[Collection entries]

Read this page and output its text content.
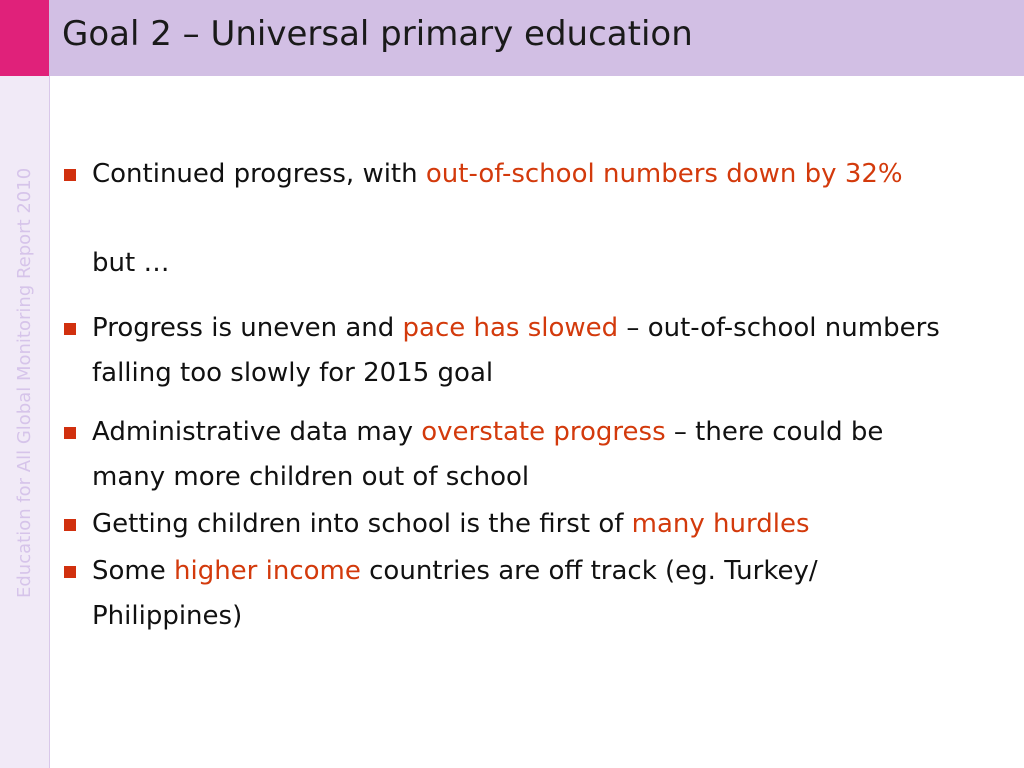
Goal 2 – Universal primary education
Education for All Global Monitoring Report 2010	Continued progress, with out-of-school numbers down by 32%

but …

Progress is uneven and pace has slowed – out-of-school numbers falling too slowly for 2015 goal

Administrative data may overstate progress – there could be many more children out of school

Getting children into school is the first of many hurdles

Some higher income countries are off track (eg. Turkey/ Philippines)
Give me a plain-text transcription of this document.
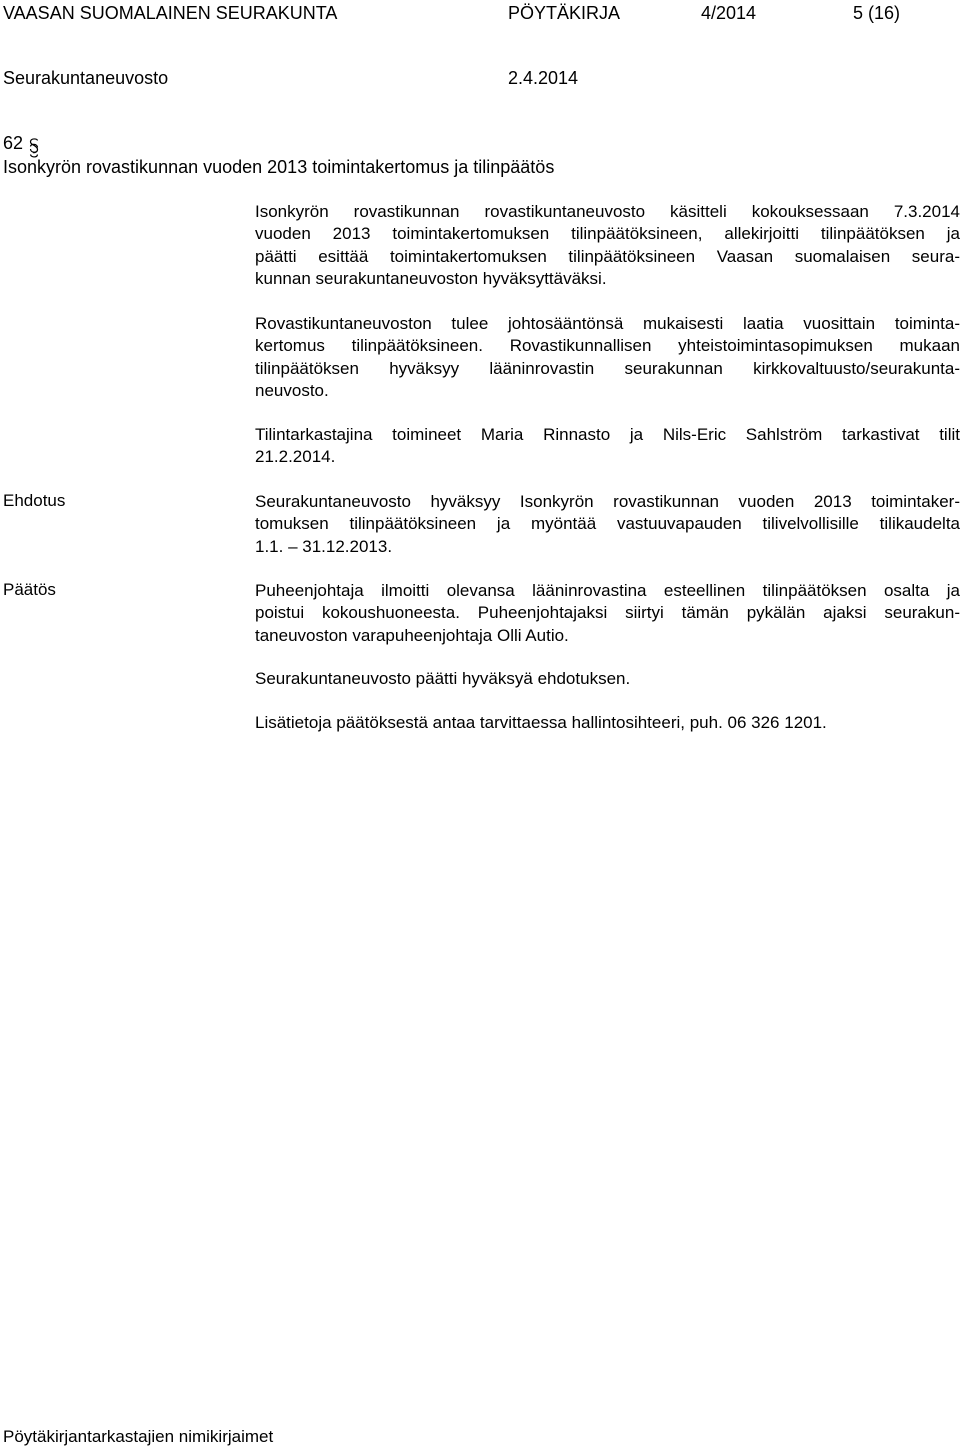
VAASAN SUOMALAINEN SEURAKUNTA	PÖYTÄKIRJA	4/2014	5 (16)
Seurakuntaneuvosto	2.4.2014
62
Isonkyrön rovastikunnan vuoden 2013 toimintakertomus ja tilinpäätös
Isonkyrön rovastikunnan rovastikuntaneuvosto käsitteli kokouksessaan 7.3.2014
vuoden 2013 toimintakertomuksen tilinpäätöksineen, allekirjoitti tilinpäätöksen ja
päätti esittää toimintakertomuksen tilinpäätöksineen Vaasan suomalaisen seura-
kunnan seurakuntaneuvoston hyväksyttäväksi.
Rovastikuntaneuvoston tulee johtosääntönsä mukaisesti laatia vuosittain toiminta-
kertomus tilinpäätöksineen. Rovastikunnallisen yhteistoimintasopimuksen mukaan
tilinpäätöksen hyväksyy lääninrovastin seurakunnan kirkkovaltuusto/seurakunta-
neuvosto.
Tilintarkastajina toimineet Maria Rinnasto ja Nils-Eric Sahlström tarkastivat tilit
21.2.2014.
Ehdotus	Seurakuntaneuvosto hyväksyy Isonkyrön rovastikunnan vuoden 2013 toimintaker-
tomuksen tilinpäätöksineen ja myöntää vastuuvapauden tilivelvollisille tilikaudelta
1.1. – 31.12.2013.
Päätös	Puheenjohtaja ilmoitti olevansa lääninrovastina esteellinen tilinpäätöksen osalta ja
poistui kokoushuoneesta. Puheenjohtajaksi siirtyi tämän pykälän ajaksi seurakun-
taneuvoston varapuheenjohtaja Olli Autio.
Seurakuntaneuvosto päätti hyväksyä ehdotuksen.
Lisätietoja päätöksestä antaa tarvittaessa hallintosihteeri, puh. 06 326 1201.
Pöytäkirjantarkastajien nimikirjaimet
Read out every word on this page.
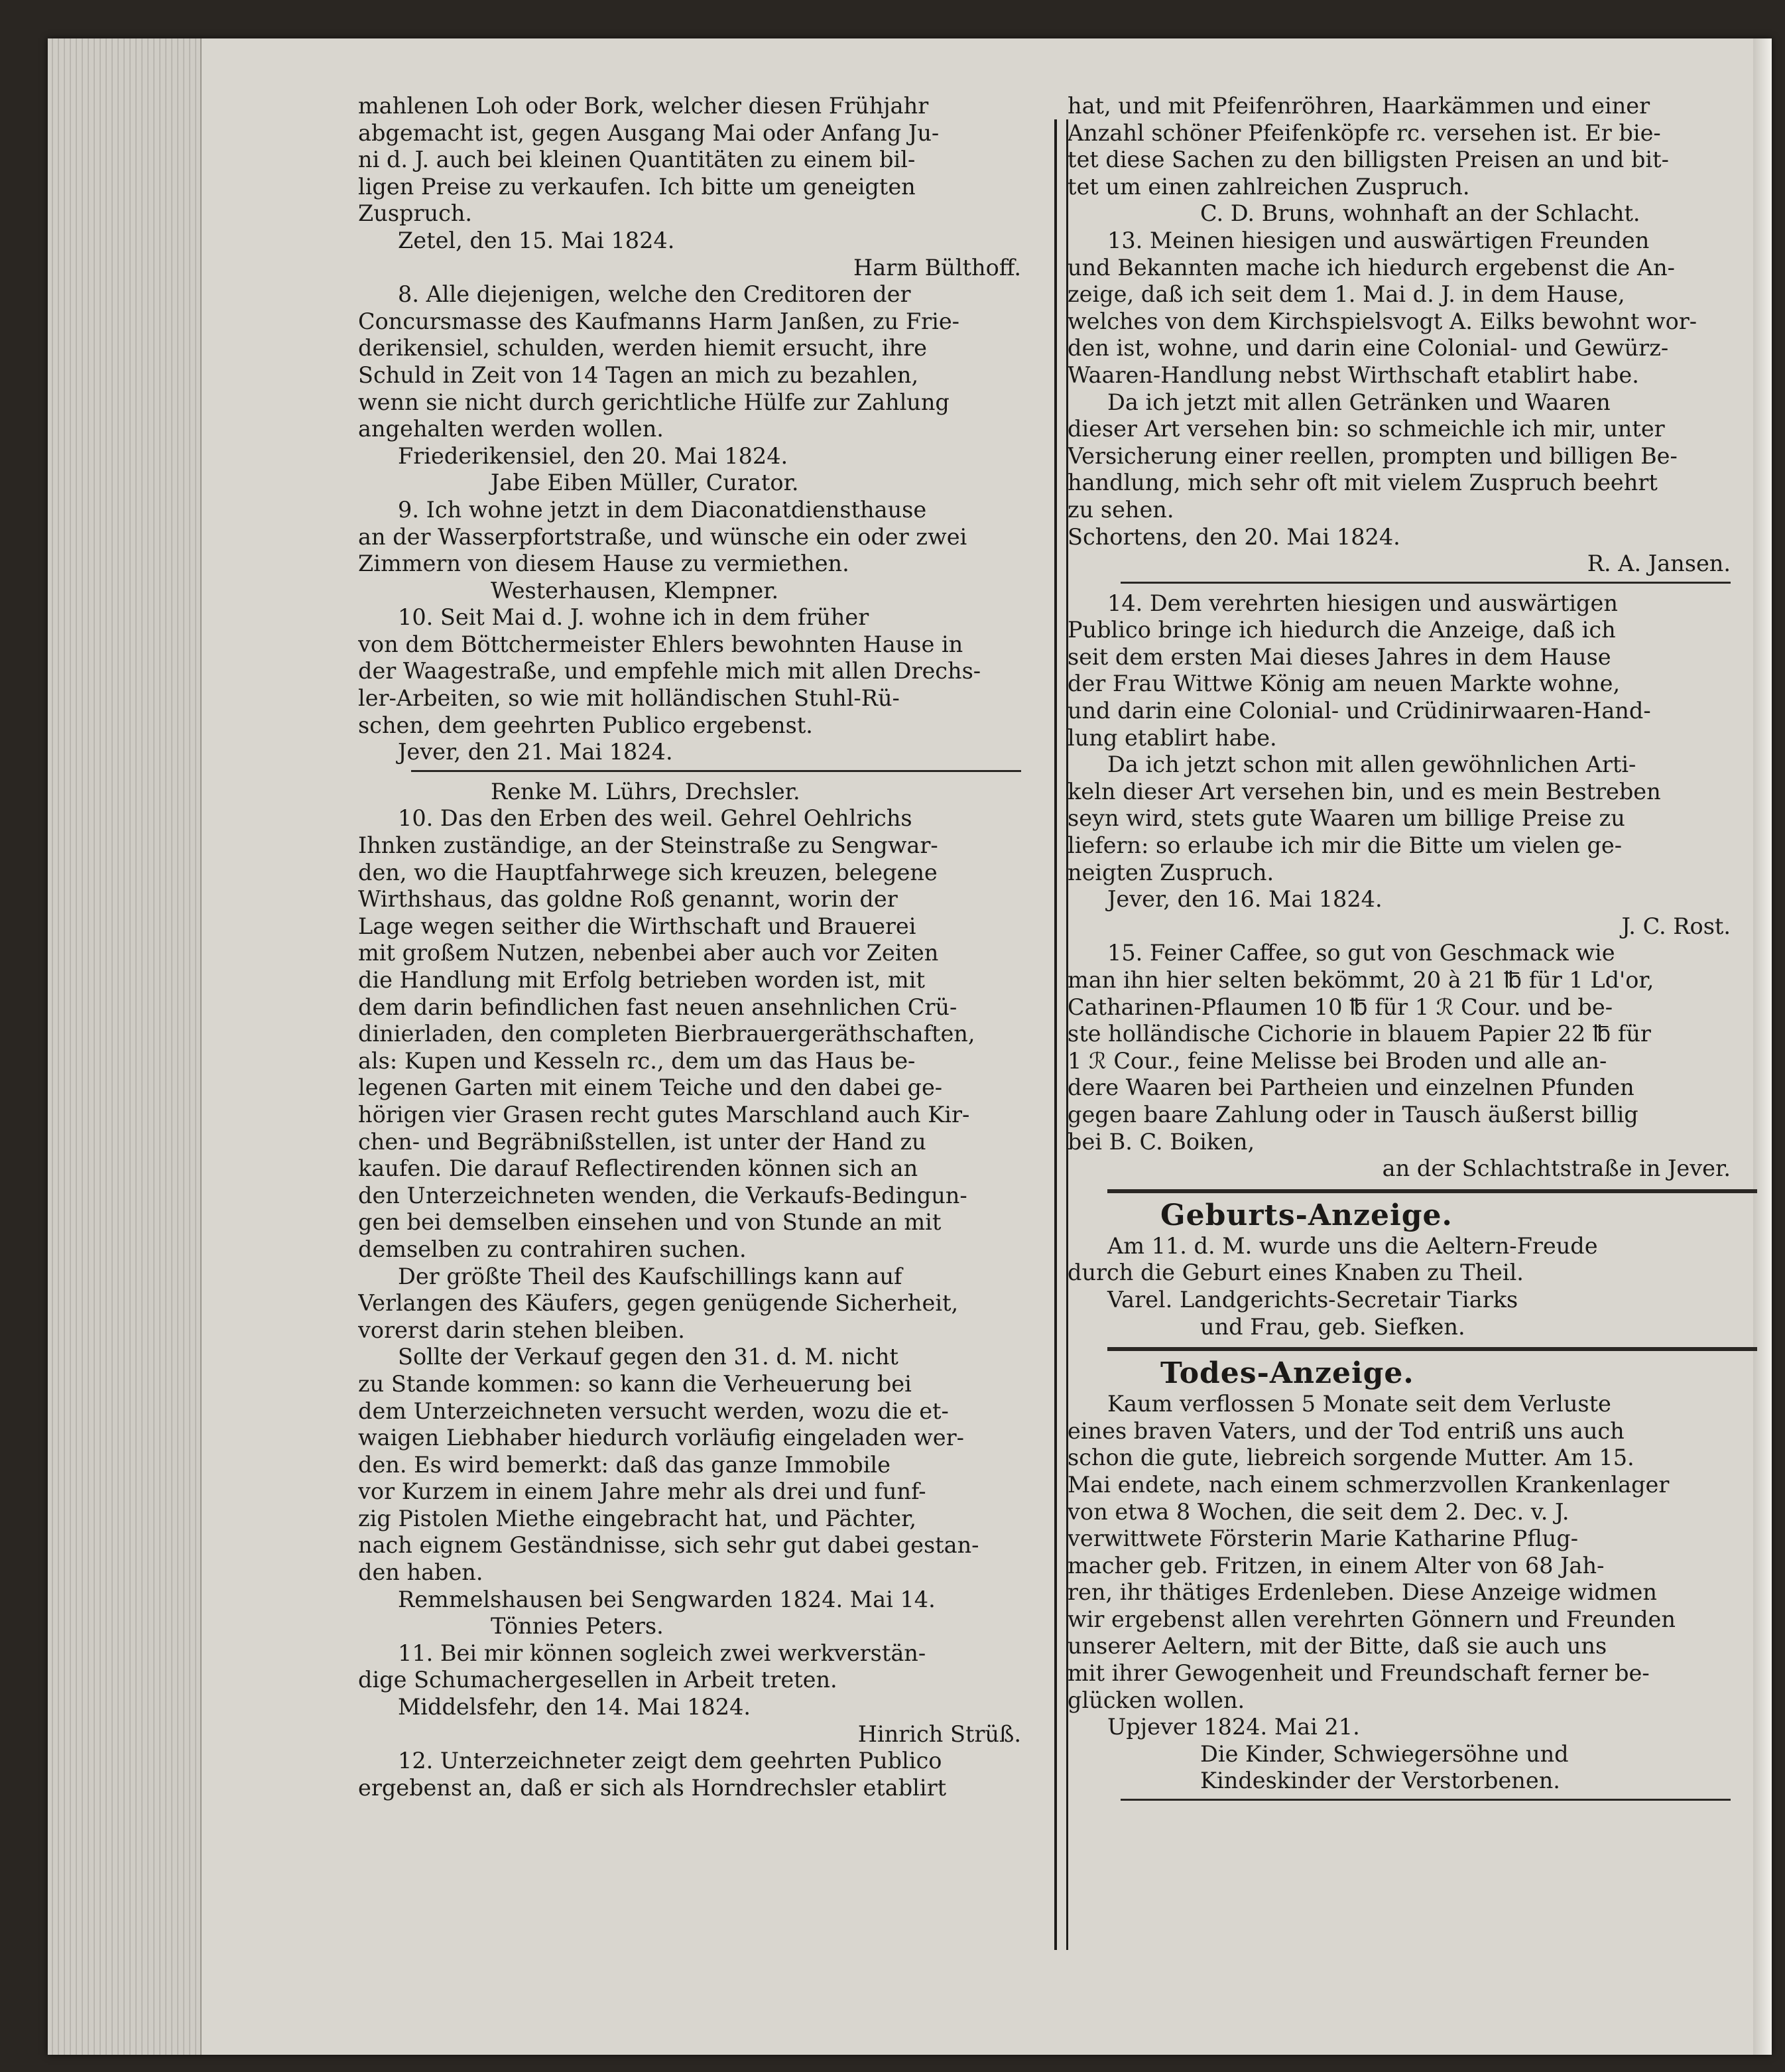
mahlenen Loh oder Bork, welcher diesen Frühjahr
abgemacht ist, gegen Ausgang Mai oder Anfang Ju-
ni d. J. auch bei kleinen Quantitäten zu einem bil-
ligen Preise zu verkaufen. Ich bitte um geneigten
Zuspruch.
Zetel, den 15. Mai 1824.
Harm Bülthoff.
8. Alle diejenigen, welche den Creditoren der
Concursmasse des Kaufmanns Harm Janßen, zu Frie-
derikensiel, schulden, werden hiemit ersucht, ihre
Schuld in Zeit von 14 Tagen an mich zu bezahlen,
wenn sie nicht durch gerichtliche Hülfe zur Zahlung
angehalten werden wollen.
Friederikensiel, den 20. Mai 1824.
Jabe Eiben Müller, Curator.
9. Ich wohne jetzt in dem Diaconatdiensthause
an der Wasserpfortstraße, und wünsche ein oder zwei
Zimmern von diesem Hause zu vermiethen.
Westerhausen, Klempner.
10. Seit Mai d. J. wohne ich in dem früher
von dem Böttchermeister Ehlers bewohnten Hause in
der Waagestraße, und empfehle mich mit allen Drechs-
ler-Arbeiten, so wie mit holländischen Stuhl-Rü-
schen, dem geehrten Publico ergebenst.
Jever, den 21. Mai 1824.
Renke M. Lührs, Drechsler.
10. Das den Erben des weil. Gehrel Oehlrichs
Ihnken zuständige, an der Steinstraße zu Sengwar-
den, wo die Hauptfahrwege sich kreuzen, belegene
Wirthshaus, das goldne Roß genannt, worin der
Lage wegen seither die Wirthschaft und Brauerei
mit großem Nutzen, nebenbei aber auch vor Zeiten
die Handlung mit Erfolg betrieben worden ist, mit
dem darin befindlichen fast neuen ansehnlichen Crü-
dinierladen, den completen Bierbrauergeräthschaften,
als: Kupen und Kesseln rc., dem um das Haus be-
legenen Garten mit einem Teiche und den dabei ge-
hörigen vier Grasen recht gutes Marschland auch Kir-
chen- und Begräbnißstellen, ist unter der Hand zu
kaufen. Die darauf Reflectirenden können sich an
den Unterzeichneten wenden, die Verkaufs-Bedingun-
gen bei demselben einsehen und von Stunde an mit
demselben zu contrahiren suchen.
Der größte Theil des Kaufschillings kann auf
Verlangen des Käufers, gegen genügende Sicherheit,
vorerst darin stehen bleiben.
Sollte der Verkauf gegen den 31. d. M. nicht
zu Stande kommen: so kann die Verheuerung bei
dem Unterzeichneten versucht werden, wozu die et-
waigen Liebhaber hiedurch vorläufig eingeladen wer-
den. Es wird bemerkt: daß das ganze Immobile
vor Kurzem in einem Jahre mehr als drei und funf-
zig Pistolen Miethe eingebracht hat, und Pächter,
nach eignem Geständnisse, sich sehr gut dabei gestan-
den haben.
Remmelshausen bei Sengwarden 1824. Mai 14.
Tönnies Peters.
11. Bei mir können sogleich zwei werkverstän-
dige Schumachergesellen in Arbeit treten.
Middelsfehr, den 14. Mai 1824.
Hinrich Strüß.
12. Unterzeichneter zeigt dem geehrten Publico
ergebenst an, daß er sich als Horndrechsler etablirt
hat, und mit Pfeifenröhren, Haarkämmen und einer
Anzahl schöner Pfeifenköpfe rc. versehen ist. Er bie-
tet diese Sachen zu den billigsten Preisen an und bit-
tet um einen zahlreichen Zuspruch.
C. D. Bruns, wohnhaft an der Schlacht.
13. Meinen hiesigen und auswärtigen Freunden
und Bekannten mache ich hiedurch ergebenst die An-
zeige, daß ich seit dem 1. Mai d. J. in dem Hause,
welches von dem Kirchspielsvogt A. Eilks bewohnt wor-
den ist, wohne, und darin eine Colonial- und Gewürz-
Waaren-Handlung nebst Wirthschaft etablirt habe.
Da ich jetzt mit allen Getränken und Waaren
dieser Art versehen bin: so schmeichle ich mir, unter
Versicherung einer reellen, prompten und billigen Be-
handlung, mich sehr oft mit vielem Zuspruch beehrt
zu sehen.
Schortens, den 20. Mai 1824.
R. A. Jansen.
14. Dem verehrten hiesigen und auswärtigen
Publico bringe ich hiedurch die Anzeige, daß ich
seit dem ersten Mai dieses Jahres in dem Hause
der Frau Wittwe König am neuen Markte wohne,
und darin eine Colonial- und Crüdinirwaaren-Hand-
lung etablirt habe.
Da ich jetzt schon mit allen gewöhnlichen Arti-
keln dieser Art versehen bin, und es mein Bestreben
seyn wird, stets gute Waaren um billige Preise zu
liefern: so erlaube ich mir die Bitte um vielen ge-
neigten Zuspruch.
Jever, den 16. Mai 1824.
J. C. Rost.
15. Feiner Caffee, so gut von Geschmack wie
man ihn hier selten bekömmt, 20 à 21 ℔ für 1 Ld'or,
Catharinen-Pflaumen 10 ℔ für 1 ℛ Cour. und be-
ste holländische Cichorie in blauem Papier 22 ℔ für
1 ℛ Cour., feine Melisse bei Broden und alle an-
dere Waaren bei Partheien und einzelnen Pfunden
gegen baare Zahlung oder in Tausch äußerst billig
bei B. C. Boiken,
an der Schlachtstraße in Jever.
Geburts-Anzeige.
Am 11. d. M. wurde uns die Aeltern-Freude
durch die Geburt eines Knaben zu Theil.
Varel. Landgerichts-Secretair Tiarks
und Frau, geb. Siefken.
Todes-Anzeige.
Kaum verflossen 5 Monate seit dem Verluste
eines braven Vaters, und der Tod entriß uns auch
schon die gute, liebreich sorgende Mutter. Am 15.
Mai endete, nach einem schmerzvollen Krankenlager
von etwa 8 Wochen, die seit dem 2. Dec. v. J.
verwittwete Försterin Marie Katharine Pflug-
macher geb. Fritzen, in einem Alter von 68 Jah-
ren, ihr thätiges Erdenleben. Diese Anzeige widmen
wir ergebenst allen verehrten Gönnern und Freunden
unserer Aeltern, mit der Bitte, daß sie auch uns
mit ihrer Gewogenheit und Freundschaft ferner be-
glücken wollen.
Upjever 1824. Mai 21.
Die Kinder, Schwiegersöhne und
Kindeskinder der Verstorbenen.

__GIVEN EXERCISE__.
Go through the records and pull out each line that includes the word "werden".

__ANSWER BELOW__.
derikensiel, schulden, werden hiemit ersucht, ihre
angehalten werden wollen.
dem Unterzeichneten versucht werden, wozu die et-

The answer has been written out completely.